* Written problem
"activity" appears in how many lines of the entries? State only the number.

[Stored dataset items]
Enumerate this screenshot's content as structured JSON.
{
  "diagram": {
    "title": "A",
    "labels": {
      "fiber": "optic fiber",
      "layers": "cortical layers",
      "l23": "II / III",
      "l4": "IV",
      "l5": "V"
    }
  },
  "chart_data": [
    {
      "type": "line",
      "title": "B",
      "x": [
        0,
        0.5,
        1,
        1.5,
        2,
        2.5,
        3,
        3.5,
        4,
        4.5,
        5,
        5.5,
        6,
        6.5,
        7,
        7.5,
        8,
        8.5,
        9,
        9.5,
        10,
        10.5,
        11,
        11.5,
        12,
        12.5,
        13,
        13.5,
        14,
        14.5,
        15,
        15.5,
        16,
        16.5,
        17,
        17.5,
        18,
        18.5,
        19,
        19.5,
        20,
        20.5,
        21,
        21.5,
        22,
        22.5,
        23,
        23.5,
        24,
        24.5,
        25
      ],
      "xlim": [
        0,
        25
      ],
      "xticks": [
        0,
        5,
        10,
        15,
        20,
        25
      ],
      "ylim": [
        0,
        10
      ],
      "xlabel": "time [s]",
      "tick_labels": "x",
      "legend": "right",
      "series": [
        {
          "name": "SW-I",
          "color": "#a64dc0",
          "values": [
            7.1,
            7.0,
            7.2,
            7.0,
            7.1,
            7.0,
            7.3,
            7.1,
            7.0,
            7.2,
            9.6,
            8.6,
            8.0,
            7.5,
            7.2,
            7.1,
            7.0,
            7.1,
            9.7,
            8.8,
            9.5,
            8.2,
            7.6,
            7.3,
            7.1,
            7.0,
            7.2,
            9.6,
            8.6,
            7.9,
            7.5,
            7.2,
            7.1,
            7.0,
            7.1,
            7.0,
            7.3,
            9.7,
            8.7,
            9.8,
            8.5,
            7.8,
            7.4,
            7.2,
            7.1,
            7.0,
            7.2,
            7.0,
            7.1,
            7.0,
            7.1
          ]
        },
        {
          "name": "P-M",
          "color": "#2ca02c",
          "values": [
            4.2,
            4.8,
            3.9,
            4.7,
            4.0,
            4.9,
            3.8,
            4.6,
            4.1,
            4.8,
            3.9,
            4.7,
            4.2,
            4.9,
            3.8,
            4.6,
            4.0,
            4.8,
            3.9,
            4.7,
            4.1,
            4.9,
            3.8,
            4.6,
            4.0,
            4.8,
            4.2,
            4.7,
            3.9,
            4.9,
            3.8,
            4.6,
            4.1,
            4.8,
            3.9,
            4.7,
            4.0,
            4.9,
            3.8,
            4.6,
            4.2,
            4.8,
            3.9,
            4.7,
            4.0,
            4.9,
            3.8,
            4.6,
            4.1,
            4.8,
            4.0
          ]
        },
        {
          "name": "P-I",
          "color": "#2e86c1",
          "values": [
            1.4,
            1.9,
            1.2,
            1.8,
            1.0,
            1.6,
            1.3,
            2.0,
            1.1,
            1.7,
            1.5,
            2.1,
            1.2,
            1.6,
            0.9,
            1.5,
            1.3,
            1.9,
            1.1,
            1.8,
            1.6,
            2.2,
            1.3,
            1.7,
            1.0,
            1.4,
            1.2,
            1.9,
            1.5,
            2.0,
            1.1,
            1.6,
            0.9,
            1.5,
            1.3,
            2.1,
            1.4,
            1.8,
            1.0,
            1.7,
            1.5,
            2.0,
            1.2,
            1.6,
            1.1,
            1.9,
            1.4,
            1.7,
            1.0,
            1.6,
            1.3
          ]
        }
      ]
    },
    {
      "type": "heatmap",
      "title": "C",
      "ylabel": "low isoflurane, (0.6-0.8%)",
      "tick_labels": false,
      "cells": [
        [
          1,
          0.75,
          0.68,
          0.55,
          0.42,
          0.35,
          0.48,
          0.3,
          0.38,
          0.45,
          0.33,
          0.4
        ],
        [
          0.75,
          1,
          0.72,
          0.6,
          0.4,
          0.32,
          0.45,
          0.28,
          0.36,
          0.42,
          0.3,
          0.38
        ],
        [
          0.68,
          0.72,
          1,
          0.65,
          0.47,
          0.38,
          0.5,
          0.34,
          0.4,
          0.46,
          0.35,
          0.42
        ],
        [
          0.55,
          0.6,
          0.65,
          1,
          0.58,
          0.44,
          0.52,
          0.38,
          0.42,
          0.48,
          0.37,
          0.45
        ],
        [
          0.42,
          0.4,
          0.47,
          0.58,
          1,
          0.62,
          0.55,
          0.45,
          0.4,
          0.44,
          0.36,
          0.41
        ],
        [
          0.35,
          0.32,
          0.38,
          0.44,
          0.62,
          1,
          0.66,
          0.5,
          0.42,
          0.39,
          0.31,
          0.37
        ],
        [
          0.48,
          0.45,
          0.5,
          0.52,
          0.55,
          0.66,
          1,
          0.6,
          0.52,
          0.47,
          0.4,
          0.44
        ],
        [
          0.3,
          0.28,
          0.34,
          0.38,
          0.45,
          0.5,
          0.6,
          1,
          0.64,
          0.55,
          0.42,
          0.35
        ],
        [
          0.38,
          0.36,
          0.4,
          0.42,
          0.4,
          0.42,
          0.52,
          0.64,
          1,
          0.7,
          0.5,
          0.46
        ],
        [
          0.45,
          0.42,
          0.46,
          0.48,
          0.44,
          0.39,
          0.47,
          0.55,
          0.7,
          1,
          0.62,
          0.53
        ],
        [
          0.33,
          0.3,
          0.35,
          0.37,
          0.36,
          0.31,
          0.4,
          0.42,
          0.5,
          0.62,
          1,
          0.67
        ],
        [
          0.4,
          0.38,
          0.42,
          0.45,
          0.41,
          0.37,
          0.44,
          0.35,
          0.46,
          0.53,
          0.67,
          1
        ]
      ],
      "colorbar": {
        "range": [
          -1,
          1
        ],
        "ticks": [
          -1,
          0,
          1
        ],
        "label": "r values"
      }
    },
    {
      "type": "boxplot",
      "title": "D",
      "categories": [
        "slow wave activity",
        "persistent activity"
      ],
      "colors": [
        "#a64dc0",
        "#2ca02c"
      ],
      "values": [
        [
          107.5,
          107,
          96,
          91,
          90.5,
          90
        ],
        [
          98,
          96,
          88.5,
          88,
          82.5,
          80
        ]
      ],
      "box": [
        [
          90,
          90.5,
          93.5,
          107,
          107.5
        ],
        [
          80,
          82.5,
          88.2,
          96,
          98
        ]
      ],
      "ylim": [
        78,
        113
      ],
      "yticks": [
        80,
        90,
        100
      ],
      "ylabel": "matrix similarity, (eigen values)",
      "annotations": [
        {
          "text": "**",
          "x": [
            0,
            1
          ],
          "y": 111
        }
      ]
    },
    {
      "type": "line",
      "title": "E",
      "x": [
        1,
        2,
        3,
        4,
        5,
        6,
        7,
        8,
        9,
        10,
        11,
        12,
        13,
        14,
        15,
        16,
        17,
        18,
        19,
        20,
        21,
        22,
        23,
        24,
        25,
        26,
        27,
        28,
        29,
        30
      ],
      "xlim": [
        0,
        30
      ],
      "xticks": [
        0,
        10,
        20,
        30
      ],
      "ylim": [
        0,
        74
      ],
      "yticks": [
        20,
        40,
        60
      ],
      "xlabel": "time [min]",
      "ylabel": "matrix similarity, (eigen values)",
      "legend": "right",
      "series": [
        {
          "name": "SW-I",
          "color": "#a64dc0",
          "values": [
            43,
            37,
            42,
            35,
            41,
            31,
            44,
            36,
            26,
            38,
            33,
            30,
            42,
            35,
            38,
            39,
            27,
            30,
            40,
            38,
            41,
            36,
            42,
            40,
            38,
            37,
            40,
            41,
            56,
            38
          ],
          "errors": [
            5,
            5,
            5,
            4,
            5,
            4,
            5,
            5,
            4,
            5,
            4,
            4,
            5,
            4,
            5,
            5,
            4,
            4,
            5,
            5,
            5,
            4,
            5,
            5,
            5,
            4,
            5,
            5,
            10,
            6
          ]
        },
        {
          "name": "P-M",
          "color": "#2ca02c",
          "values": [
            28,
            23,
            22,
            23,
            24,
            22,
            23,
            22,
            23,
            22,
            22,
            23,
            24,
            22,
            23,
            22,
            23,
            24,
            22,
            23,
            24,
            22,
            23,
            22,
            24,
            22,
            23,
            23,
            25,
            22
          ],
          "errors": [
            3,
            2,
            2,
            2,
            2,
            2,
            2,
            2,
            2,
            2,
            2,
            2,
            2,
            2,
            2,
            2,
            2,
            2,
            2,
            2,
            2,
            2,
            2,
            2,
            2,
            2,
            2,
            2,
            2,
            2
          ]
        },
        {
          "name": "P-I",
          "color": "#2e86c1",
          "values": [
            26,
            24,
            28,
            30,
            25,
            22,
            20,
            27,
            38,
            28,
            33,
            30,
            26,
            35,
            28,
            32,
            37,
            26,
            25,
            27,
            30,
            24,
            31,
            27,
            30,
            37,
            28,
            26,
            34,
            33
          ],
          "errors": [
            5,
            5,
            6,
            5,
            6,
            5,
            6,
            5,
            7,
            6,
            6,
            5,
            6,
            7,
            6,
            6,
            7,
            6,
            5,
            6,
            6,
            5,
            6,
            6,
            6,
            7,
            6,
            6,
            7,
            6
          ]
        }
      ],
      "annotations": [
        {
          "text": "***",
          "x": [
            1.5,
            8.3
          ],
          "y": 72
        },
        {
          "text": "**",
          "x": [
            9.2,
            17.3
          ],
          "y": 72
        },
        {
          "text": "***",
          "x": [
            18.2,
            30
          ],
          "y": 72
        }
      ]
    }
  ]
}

* Exercise response
2